**TASK TO CARRY OUT:** What follows is a set of records; repeat all of them exactly.
begin ENTRIES SUPPLIED
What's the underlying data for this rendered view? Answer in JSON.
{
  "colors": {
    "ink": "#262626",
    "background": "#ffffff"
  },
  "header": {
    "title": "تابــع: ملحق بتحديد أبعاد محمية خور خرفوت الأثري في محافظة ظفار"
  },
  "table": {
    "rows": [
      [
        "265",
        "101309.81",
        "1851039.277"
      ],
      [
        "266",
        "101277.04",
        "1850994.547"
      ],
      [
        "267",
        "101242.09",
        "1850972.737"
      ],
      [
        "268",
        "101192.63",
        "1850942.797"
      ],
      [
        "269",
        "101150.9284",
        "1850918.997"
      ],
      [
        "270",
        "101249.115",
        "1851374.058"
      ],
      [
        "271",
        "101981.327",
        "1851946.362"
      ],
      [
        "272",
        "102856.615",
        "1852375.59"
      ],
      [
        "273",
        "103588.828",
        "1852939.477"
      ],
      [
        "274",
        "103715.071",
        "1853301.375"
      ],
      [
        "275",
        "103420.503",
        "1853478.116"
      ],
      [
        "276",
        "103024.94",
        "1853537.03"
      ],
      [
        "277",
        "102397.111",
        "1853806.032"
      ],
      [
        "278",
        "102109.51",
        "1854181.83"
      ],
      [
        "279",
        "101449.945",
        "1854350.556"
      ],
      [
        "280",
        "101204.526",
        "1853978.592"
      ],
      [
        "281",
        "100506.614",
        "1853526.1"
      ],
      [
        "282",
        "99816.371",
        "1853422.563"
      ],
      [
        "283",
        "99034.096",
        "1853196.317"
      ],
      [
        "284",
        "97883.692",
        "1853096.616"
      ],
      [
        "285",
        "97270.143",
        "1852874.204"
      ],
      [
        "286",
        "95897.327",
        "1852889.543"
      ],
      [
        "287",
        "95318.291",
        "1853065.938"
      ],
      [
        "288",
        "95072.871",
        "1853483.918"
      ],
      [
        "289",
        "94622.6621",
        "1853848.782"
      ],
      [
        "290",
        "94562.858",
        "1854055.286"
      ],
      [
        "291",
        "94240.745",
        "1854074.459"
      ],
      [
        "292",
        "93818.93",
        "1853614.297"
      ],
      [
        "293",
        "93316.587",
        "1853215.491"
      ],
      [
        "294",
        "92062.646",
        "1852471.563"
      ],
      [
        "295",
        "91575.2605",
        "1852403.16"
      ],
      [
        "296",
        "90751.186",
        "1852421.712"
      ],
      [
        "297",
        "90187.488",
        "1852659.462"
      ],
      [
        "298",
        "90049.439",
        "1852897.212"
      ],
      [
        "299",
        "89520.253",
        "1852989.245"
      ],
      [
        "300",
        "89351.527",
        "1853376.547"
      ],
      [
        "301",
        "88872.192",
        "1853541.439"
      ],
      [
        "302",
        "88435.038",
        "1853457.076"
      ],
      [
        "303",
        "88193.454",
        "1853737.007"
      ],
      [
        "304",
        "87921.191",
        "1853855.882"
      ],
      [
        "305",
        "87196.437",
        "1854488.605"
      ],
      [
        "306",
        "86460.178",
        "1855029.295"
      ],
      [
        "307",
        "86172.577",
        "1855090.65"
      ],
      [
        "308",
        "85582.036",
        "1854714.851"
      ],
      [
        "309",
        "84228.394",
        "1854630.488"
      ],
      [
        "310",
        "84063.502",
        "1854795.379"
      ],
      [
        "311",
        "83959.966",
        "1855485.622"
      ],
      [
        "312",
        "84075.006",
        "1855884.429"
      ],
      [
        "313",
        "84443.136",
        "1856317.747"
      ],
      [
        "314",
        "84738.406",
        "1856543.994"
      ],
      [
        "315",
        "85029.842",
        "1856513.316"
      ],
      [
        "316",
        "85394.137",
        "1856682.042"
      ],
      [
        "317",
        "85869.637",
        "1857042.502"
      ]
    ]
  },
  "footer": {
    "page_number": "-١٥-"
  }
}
end ENTRIES SUPPLIED
**FINISHED ANSWER:**
What's the underlying data for this rendered view? Answer in JSON.
{
  "colors": {
    "ink": "#262626",
    "background": "#ffffff"
  },
  "header": {
    "title": "تابــع: ملحق بتحديد أبعاد محمية خور خرفوت الأثري في محافظة ظفار"
  },
  "table": {
    "rows": [
      [
        "265",
        "101309.81",
        "1851039.277"
      ],
      [
        "266",
        "101277.04",
        "1850994.547"
      ],
      [
        "267",
        "101242.09",
        "1850972.737"
      ],
      [
        "268",
        "101192.63",
        "1850942.797"
      ],
      [
        "269",
        "101150.9284",
        "1850918.997"
      ],
      [
        "270",
        "101249.115",
        "1851374.058"
      ],
      [
        "271",
        "101981.327",
        "1851946.362"
      ],
      [
        "272",
        "102856.615",
        "1852375.59"
      ],
      [
        "273",
        "103588.828",
        "1852939.477"
      ],
      [
        "274",
        "103715.071",
        "1853301.375"
      ],
      [
        "275",
        "103420.503",
        "1853478.116"
      ],
      [
        "276",
        "103024.94",
        "1853537.03"
      ],
      [
        "277",
        "102397.111",
        "1853806.032"
      ],
      [
        "278",
        "102109.51",
        "1854181.83"
      ],
      [
        "279",
        "101449.945",
        "1854350.556"
      ],
      [
        "280",
        "101204.526",
        "1853978.592"
      ],
      [
        "281",
        "100506.614",
        "1853526.1"
      ],
      [
        "282",
        "99816.371",
        "1853422.563"
      ],
      [
        "283",
        "99034.096",
        "1853196.317"
      ],
      [
        "284",
        "97883.692",
        "1853096.616"
      ],
      [
        "285",
        "97270.143",
        "1852874.204"
      ],
      [
        "286",
        "95897.327",
        "1852889.543"
      ],
      [
        "287",
        "95318.291",
        "1853065.938"
      ],
      [
        "288",
        "95072.871",
        "1853483.918"
      ],
      [
        "289",
        "94622.6621",
        "1853848.782"
      ],
      [
        "290",
        "94562.858",
        "1854055.286"
      ],
      [
        "291",
        "94240.745",
        "1854074.459"
      ],
      [
        "292",
        "93818.93",
        "1853614.297"
      ],
      [
        "293",
        "93316.587",
        "1853215.491"
      ],
      [
        "294",
        "92062.646",
        "1852471.563"
      ],
      [
        "295",
        "91575.2605",
        "1852403.16"
      ],
      [
        "296",
        "90751.186",
        "1852421.712"
      ],
      [
        "297",
        "90187.488",
        "1852659.462"
      ],
      [
        "298",
        "90049.439",
        "1852897.212"
      ],
      [
        "299",
        "89520.253",
        "1852989.245"
      ],
      [
        "300",
        "89351.527",
        "1853376.547"
      ],
      [
        "301",
        "88872.192",
        "1853541.439"
      ],
      [
        "302",
        "88435.038",
        "1853457.076"
      ],
      [
        "303",
        "88193.454",
        "1853737.007"
      ],
      [
        "304",
        "87921.191",
        "1853855.882"
      ],
      [
        "305",
        "87196.437",
        "1854488.605"
      ],
      [
        "306",
        "86460.178",
        "1855029.295"
      ],
      [
        "307",
        "86172.577",
        "1855090.65"
      ],
      [
        "308",
        "85582.036",
        "1854714.851"
      ],
      [
        "309",
        "84228.394",
        "1854630.488"
      ],
      [
        "310",
        "84063.502",
        "1854795.379"
      ],
      [
        "311",
        "83959.966",
        "1855485.622"
      ],
      [
        "312",
        "84075.006",
        "1855884.429"
      ],
      [
        "313",
        "84443.136",
        "1856317.747"
      ],
      [
        "314",
        "84738.406",
        "1856543.994"
      ],
      [
        "315",
        "85029.842",
        "1856513.316"
      ],
      [
        "316",
        "85394.137",
        "1856682.042"
      ],
      [
        "317",
        "85869.637",
        "1857042.502"
      ]
    ]
  },
  "footer": {
    "page_number": "-١٥-"
  }
}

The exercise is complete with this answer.